### The input

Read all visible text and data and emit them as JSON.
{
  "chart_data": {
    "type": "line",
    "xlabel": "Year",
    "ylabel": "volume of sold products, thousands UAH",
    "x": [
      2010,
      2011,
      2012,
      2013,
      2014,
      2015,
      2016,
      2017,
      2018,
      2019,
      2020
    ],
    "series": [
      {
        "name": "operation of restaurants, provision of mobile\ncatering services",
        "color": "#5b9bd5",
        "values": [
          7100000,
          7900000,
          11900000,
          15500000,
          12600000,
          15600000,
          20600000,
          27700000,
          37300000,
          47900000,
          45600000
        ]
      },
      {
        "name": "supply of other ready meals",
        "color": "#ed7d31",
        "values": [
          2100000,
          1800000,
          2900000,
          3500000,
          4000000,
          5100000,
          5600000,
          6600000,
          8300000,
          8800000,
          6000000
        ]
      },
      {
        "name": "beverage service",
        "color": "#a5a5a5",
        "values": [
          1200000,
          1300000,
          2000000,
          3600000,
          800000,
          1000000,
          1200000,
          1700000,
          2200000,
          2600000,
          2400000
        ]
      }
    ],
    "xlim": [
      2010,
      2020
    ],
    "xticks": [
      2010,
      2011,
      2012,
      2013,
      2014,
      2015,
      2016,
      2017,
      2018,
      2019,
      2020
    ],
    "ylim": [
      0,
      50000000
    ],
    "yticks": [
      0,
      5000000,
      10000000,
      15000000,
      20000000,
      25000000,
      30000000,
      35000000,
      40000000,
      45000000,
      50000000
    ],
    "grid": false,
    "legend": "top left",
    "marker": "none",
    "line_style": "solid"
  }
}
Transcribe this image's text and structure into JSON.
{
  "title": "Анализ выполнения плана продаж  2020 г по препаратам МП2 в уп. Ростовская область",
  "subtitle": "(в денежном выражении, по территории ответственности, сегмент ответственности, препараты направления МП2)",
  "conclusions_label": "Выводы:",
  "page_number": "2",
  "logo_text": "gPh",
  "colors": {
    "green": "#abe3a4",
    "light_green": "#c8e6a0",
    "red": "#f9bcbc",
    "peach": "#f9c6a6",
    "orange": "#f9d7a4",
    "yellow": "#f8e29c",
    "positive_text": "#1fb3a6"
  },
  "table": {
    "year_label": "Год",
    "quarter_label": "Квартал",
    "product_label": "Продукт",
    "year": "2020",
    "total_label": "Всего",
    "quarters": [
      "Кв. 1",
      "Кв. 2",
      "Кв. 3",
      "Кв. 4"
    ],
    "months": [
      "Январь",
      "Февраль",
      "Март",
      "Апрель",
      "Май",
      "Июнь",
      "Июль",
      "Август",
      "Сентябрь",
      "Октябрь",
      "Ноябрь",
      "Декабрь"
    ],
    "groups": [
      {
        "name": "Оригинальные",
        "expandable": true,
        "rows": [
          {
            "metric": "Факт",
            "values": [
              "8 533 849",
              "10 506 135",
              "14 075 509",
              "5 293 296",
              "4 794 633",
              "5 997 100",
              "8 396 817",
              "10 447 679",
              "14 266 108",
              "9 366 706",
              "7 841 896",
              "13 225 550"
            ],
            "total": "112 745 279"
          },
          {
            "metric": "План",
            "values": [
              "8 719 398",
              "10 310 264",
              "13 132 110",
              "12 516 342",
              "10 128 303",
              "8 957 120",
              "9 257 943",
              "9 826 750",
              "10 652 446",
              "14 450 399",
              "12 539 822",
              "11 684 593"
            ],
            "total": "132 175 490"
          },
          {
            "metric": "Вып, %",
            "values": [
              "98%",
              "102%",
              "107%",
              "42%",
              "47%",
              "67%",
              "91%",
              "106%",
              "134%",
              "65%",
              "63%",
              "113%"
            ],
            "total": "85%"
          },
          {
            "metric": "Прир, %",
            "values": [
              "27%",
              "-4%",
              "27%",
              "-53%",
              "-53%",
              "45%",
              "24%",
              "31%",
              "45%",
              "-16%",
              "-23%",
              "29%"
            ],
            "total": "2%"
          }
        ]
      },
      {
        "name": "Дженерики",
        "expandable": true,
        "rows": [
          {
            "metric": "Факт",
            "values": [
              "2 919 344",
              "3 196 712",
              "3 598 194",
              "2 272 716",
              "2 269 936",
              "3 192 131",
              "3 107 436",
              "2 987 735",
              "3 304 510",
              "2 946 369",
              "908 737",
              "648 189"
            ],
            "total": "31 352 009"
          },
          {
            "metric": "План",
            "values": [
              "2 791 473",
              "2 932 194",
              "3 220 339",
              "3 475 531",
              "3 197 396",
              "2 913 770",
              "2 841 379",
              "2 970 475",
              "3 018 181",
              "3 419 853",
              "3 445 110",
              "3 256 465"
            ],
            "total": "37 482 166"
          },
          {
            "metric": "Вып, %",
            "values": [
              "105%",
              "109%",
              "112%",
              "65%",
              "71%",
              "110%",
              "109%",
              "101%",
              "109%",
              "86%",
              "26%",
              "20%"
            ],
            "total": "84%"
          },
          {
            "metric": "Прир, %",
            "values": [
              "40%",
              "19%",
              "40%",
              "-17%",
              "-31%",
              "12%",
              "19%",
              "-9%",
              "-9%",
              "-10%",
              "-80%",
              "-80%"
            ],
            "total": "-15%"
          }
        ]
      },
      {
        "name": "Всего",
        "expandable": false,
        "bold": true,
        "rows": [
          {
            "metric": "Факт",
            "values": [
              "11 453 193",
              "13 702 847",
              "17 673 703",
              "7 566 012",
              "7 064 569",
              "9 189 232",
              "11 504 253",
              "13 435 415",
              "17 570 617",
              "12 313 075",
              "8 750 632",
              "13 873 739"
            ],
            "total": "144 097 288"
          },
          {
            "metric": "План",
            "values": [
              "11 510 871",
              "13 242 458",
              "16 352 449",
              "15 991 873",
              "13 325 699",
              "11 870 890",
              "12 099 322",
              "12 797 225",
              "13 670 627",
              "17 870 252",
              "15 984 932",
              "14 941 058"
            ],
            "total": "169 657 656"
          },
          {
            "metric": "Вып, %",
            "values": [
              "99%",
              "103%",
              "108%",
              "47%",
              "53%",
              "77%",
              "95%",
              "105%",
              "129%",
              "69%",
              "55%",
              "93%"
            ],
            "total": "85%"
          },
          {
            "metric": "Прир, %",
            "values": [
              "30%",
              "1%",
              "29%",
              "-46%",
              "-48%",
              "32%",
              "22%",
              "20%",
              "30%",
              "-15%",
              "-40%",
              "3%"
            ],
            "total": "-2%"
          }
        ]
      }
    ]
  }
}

--

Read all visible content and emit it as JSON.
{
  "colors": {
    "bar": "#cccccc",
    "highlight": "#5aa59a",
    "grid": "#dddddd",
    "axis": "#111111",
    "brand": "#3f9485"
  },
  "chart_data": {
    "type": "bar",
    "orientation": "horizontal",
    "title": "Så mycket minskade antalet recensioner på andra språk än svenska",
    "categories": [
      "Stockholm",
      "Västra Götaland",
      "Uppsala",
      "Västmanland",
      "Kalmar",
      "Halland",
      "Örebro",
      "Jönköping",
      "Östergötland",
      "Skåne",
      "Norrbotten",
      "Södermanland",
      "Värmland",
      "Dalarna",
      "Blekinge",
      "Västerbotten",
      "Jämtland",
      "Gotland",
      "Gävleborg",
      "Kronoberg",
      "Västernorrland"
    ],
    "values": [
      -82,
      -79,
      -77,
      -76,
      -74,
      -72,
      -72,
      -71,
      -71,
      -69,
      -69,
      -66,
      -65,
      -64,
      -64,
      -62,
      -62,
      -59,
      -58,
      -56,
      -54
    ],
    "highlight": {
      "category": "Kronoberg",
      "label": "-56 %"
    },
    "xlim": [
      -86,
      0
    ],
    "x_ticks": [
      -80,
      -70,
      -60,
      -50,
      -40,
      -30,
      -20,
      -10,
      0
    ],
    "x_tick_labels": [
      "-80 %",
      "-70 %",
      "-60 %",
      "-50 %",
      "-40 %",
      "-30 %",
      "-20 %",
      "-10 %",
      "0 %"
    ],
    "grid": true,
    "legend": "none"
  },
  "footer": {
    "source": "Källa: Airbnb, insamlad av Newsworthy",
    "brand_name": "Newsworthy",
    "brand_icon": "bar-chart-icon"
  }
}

---

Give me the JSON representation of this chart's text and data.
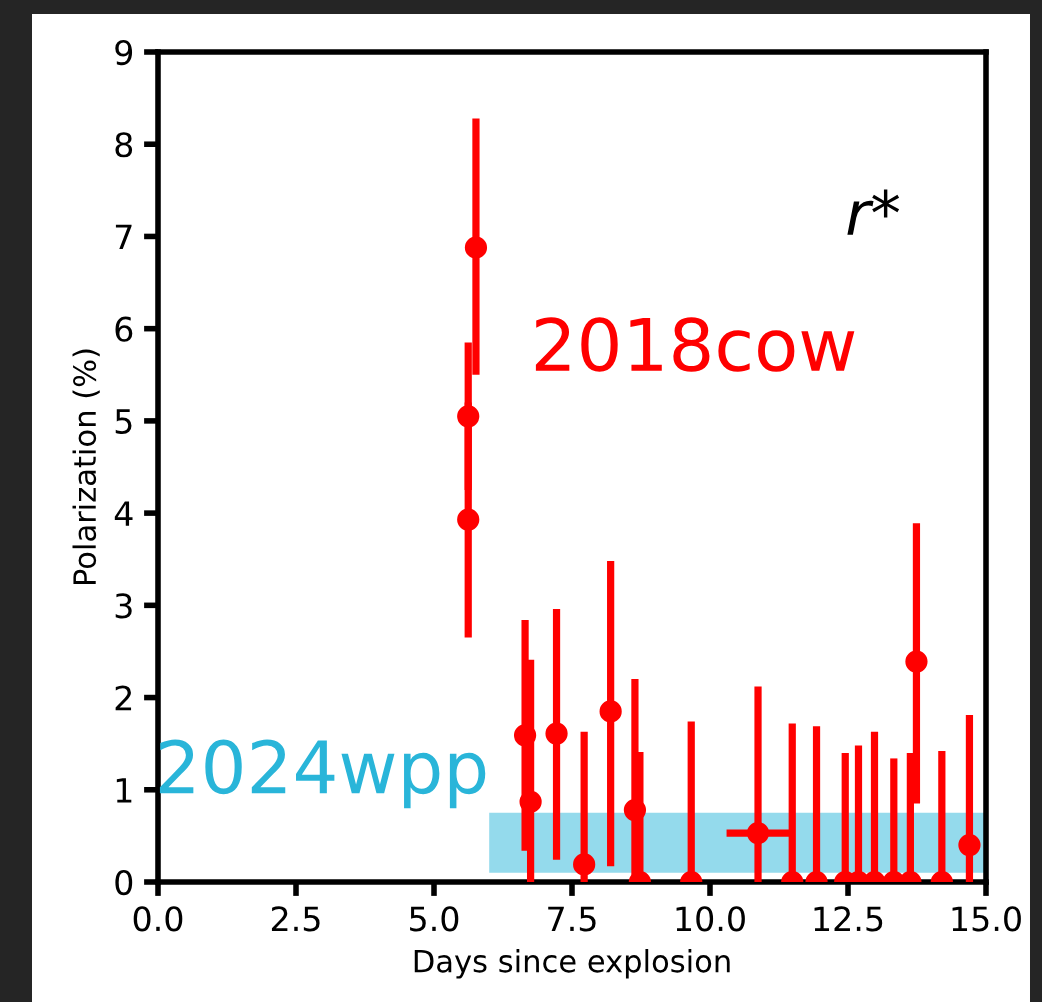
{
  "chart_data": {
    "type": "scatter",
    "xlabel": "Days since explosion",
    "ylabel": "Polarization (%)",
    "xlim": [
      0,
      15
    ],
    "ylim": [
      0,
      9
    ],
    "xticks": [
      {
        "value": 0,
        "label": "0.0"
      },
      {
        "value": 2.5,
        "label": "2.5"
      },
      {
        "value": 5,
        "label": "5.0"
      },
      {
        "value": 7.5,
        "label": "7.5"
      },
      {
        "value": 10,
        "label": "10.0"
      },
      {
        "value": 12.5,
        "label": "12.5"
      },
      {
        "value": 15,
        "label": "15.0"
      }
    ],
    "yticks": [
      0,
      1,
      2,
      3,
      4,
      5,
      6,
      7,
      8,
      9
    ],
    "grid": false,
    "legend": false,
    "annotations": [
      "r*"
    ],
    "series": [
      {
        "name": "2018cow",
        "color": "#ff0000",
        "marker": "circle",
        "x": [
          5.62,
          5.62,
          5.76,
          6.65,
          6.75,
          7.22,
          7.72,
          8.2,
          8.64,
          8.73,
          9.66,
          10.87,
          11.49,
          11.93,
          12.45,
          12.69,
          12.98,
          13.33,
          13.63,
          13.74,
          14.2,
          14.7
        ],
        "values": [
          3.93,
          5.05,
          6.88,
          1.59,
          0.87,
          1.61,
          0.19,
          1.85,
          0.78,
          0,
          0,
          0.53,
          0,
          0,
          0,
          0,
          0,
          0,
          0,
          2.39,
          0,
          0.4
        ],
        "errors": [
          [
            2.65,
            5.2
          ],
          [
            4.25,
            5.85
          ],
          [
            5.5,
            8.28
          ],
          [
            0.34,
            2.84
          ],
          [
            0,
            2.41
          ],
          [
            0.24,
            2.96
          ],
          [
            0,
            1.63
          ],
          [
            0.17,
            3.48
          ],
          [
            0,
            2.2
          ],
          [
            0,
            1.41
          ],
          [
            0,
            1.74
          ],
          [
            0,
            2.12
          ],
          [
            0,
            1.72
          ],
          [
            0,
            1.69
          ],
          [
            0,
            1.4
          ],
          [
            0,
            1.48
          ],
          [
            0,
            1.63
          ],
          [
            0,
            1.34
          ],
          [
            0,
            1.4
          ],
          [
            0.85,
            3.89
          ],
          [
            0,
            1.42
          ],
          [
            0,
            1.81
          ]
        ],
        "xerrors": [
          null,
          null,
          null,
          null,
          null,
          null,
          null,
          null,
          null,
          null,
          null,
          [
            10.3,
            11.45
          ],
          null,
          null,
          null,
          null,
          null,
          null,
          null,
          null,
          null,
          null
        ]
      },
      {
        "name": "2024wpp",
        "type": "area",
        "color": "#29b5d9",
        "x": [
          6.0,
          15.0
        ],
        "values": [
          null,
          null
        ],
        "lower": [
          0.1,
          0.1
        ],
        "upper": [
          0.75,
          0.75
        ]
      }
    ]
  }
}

### What to work on
Search the lines for the string "emit" and copy every line that has it.

### Output of the exercise
Read all visible text and data and emit them as JSON.
Read all visible content and emit it as JSON.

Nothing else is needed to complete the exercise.